___ DATA EXCERPTS
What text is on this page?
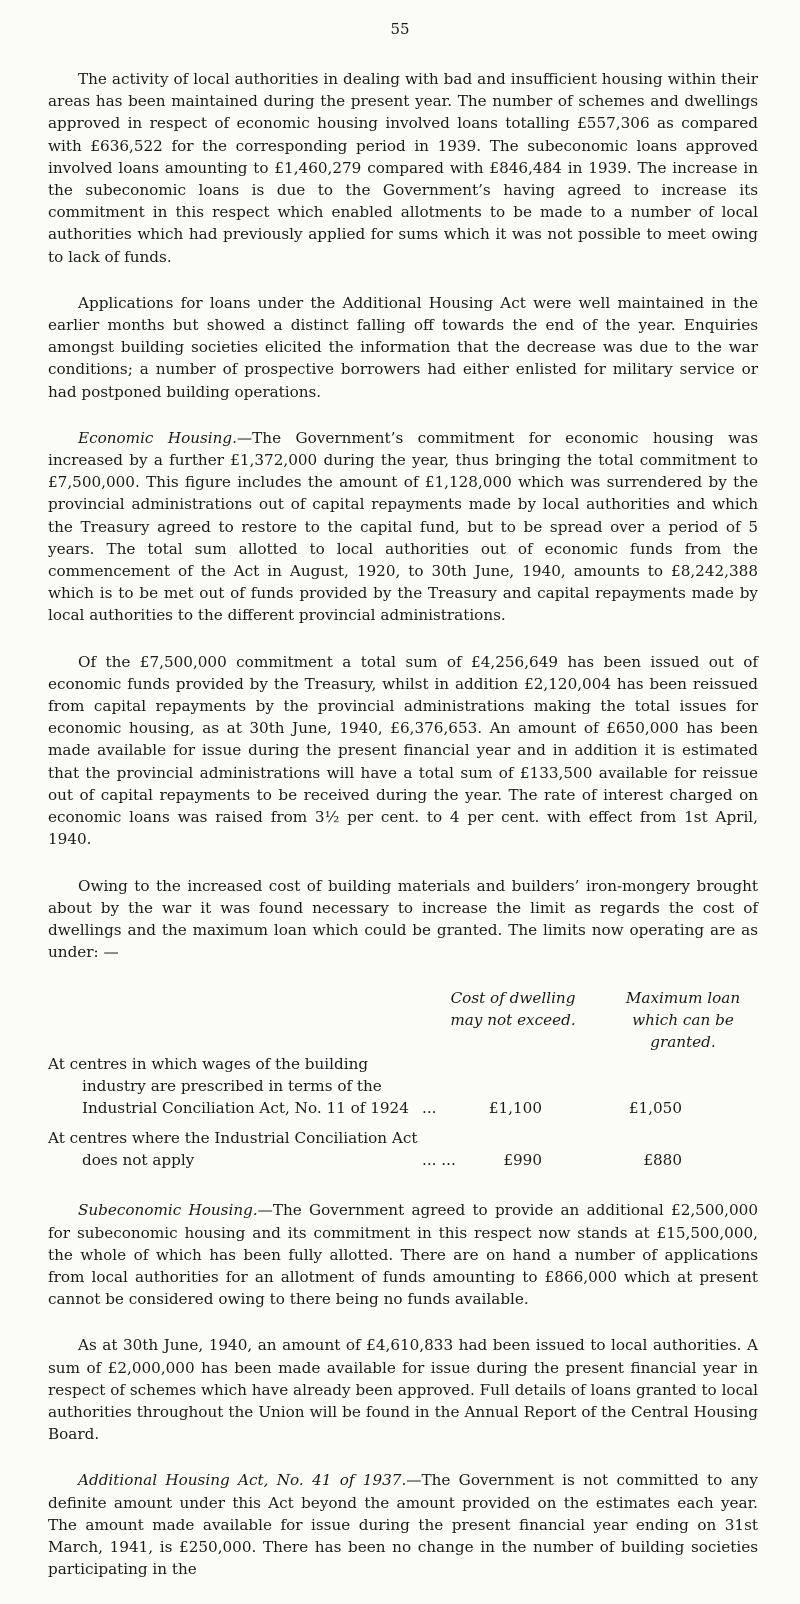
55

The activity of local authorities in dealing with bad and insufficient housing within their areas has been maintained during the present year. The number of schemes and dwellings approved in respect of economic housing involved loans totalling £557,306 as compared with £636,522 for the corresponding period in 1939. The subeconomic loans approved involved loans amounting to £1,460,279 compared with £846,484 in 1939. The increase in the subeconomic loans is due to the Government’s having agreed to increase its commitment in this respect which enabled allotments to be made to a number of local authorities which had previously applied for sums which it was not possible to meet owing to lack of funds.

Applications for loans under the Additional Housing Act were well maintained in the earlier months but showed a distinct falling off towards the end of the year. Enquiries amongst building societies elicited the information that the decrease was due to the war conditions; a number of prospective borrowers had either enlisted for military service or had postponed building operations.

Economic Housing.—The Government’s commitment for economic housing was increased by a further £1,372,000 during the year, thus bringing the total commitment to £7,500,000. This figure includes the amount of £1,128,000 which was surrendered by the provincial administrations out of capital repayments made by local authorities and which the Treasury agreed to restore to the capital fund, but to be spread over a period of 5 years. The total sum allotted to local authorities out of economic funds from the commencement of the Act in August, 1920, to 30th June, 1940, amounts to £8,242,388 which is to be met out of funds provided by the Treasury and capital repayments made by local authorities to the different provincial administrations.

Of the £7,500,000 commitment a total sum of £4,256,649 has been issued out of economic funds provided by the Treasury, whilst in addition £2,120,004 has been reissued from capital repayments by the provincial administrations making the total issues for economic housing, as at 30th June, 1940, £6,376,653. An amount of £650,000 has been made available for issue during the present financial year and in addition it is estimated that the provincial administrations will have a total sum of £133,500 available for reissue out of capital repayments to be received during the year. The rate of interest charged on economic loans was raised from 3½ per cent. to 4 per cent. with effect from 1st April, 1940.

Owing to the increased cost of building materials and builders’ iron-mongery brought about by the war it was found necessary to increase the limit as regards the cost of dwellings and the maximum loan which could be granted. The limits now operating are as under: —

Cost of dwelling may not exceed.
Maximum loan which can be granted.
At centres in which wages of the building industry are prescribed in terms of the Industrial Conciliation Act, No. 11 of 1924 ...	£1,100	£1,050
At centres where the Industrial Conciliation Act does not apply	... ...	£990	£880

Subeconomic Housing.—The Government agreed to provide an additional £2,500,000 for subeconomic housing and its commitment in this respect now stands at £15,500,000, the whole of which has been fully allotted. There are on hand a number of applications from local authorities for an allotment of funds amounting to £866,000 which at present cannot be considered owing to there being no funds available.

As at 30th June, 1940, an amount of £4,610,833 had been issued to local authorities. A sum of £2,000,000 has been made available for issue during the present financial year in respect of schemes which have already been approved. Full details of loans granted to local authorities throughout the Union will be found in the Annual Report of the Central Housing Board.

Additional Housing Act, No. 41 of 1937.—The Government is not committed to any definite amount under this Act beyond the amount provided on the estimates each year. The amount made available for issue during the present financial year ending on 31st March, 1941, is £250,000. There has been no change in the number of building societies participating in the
______
___ DATA EXCERPTS
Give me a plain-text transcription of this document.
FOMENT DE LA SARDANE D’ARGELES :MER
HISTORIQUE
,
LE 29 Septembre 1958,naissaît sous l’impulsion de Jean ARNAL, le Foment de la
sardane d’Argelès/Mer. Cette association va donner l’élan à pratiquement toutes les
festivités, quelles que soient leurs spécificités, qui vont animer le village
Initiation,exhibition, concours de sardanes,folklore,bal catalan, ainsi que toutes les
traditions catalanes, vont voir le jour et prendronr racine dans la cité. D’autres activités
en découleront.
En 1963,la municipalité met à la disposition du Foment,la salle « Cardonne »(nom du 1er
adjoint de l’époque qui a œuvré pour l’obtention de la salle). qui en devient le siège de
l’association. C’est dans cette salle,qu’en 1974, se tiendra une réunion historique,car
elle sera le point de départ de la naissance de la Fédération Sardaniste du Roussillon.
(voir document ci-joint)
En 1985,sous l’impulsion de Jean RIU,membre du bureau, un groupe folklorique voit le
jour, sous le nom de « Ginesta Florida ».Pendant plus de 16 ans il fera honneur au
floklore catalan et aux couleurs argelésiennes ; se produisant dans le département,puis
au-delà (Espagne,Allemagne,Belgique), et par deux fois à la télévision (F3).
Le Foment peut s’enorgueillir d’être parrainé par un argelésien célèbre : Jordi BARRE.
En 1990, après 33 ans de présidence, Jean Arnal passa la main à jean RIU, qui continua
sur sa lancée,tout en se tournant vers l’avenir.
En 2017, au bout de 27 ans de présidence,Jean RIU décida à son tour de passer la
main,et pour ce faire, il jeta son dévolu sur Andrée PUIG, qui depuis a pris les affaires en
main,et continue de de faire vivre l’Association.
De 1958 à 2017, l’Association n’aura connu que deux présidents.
______
___ DATA EXCERPTS
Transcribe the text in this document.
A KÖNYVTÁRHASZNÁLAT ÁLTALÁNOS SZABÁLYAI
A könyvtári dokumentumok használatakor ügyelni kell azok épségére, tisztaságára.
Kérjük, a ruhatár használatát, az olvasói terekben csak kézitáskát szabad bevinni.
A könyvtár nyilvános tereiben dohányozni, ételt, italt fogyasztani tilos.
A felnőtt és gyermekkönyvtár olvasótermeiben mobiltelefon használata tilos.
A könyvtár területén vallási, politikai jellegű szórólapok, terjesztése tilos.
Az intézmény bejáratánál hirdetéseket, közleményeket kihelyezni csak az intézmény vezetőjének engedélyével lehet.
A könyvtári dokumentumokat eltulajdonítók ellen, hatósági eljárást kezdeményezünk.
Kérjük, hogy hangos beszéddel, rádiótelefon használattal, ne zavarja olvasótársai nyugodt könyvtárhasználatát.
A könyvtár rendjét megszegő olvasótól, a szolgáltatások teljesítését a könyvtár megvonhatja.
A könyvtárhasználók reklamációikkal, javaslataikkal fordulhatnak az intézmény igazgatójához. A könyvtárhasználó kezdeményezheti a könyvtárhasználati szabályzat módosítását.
______
» **EXERCISE GOAL**
From the records above, how many lines include the word "vont"? Only the number is wanted.

» **WRITTEN ANSWER**
2